-- BEGIN Source data --

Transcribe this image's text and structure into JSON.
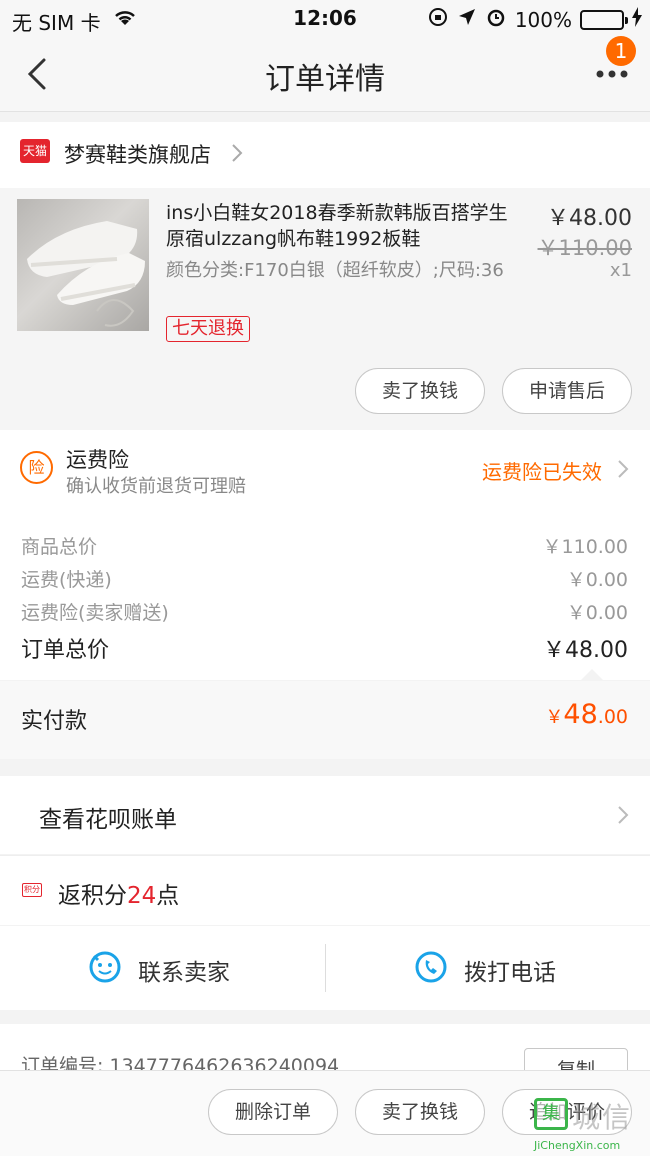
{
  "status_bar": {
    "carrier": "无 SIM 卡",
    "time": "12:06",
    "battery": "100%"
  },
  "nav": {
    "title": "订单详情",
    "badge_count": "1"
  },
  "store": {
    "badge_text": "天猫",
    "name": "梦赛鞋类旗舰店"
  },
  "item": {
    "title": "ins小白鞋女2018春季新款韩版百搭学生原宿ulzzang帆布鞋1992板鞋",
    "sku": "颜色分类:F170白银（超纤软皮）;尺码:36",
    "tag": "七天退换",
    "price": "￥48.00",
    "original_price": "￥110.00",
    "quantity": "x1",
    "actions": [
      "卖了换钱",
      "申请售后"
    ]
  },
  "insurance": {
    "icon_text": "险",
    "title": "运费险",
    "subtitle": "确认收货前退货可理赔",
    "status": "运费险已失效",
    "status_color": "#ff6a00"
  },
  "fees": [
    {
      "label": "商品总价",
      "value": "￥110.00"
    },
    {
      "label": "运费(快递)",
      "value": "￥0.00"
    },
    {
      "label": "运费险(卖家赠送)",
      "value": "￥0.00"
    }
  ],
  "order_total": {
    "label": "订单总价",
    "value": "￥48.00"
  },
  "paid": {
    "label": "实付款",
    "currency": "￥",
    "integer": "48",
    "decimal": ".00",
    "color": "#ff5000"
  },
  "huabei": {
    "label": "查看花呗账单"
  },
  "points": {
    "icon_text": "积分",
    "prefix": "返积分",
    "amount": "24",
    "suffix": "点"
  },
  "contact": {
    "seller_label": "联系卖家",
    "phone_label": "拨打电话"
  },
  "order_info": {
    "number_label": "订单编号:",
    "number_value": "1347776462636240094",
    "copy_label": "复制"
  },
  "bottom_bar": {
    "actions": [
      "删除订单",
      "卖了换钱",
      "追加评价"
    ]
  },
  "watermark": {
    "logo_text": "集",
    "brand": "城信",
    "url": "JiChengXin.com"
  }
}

-- END Source data --

**Task instructions**
Leave out the pictures and print each record exactly as it stands.

**The output**
Transcribe this image's text and structure into JSON.
{
  "status_bar": {
    "carrier": "无 SIM 卡",
    "time": "12:06",
    "battery": "100%"
  },
  "nav": {
    "title": "订单详情",
    "badge_count": "1"
  },
  "store": {
    "badge_text": "天猫",
    "name": "梦赛鞋类旗舰店"
  },
  "item": {
    "title": "ins小白鞋女2018春季新款韩版百搭学生原宿ulzzang帆布鞋1992板鞋",
    "sku": "颜色分类:F170白银（超纤软皮）;尺码:36",
    "tag": "七天退换",
    "price": "￥48.00",
    "original_price": "￥110.00",
    "quantity": "x1",
    "actions": [
      "卖了换钱",
      "申请售后"
    ]
  },
  "insurance": {
    "icon_text": "险",
    "title": "运费险",
    "subtitle": "确认收货前退货可理赔",
    "status": "运费险已失效",
    "status_color": "#ff6a00"
  },
  "fees": [
    {
      "label": "商品总价",
      "value": "￥110.00"
    },
    {
      "label": "运费(快递)",
      "value": "￥0.00"
    },
    {
      "label": "运费险(卖家赠送)",
      "value": "￥0.00"
    }
  ],
  "order_total": {
    "label": "订单总价",
    "value": "￥48.00"
  },
  "paid": {
    "label": "实付款",
    "currency": "￥",
    "integer": "48",
    "decimal": ".00",
    "color": "#ff5000"
  },
  "huabei": {
    "label": "查看花呗账单"
  },
  "points": {
    "icon_text": "积分",
    "prefix": "返积分",
    "amount": "24",
    "suffix": "点"
  },
  "contact": {
    "seller_label": "联系卖家",
    "phone_label": "拨打电话"
  },
  "order_info": {
    "number_label": "订单编号:",
    "number_value": "1347776462636240094",
    "copy_label": "复制"
  },
  "bottom_bar": {
    "actions": [
      "删除订单",
      "卖了换钱",
      "追加评价"
    ]
  },
  "watermark": {
    "logo_text": "集",
    "brand": "城信",
    "url": "JiChengXin.com"
  }
}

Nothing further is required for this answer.